>> Start

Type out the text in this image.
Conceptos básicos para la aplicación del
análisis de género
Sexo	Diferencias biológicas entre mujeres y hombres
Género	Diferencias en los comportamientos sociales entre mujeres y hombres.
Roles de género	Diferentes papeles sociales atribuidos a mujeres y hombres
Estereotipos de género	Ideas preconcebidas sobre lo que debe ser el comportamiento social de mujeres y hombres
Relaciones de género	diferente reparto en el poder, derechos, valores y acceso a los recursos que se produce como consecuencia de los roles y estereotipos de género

>> End

Repeat the material from above exactly, word for word.

Type out the text in this image.
Conceptos básicos para la aplicación del
análisis de género
Sexo	Diferencias biológicas entre mujeres y hombres
Género	Diferencias en los comportamientos sociales entre mujeres y hombres.
Roles de género	Diferentes papeles sociales atribuidos a mujeres y hombres
Estereotipos de género	Ideas preconcebidas sobre lo que debe ser el comportamiento social de mujeres y hombres
Relaciones de género	diferente reparto en el poder, derechos, valores y acceso a los recursos que se produce como consecuencia de los roles y estereotipos de género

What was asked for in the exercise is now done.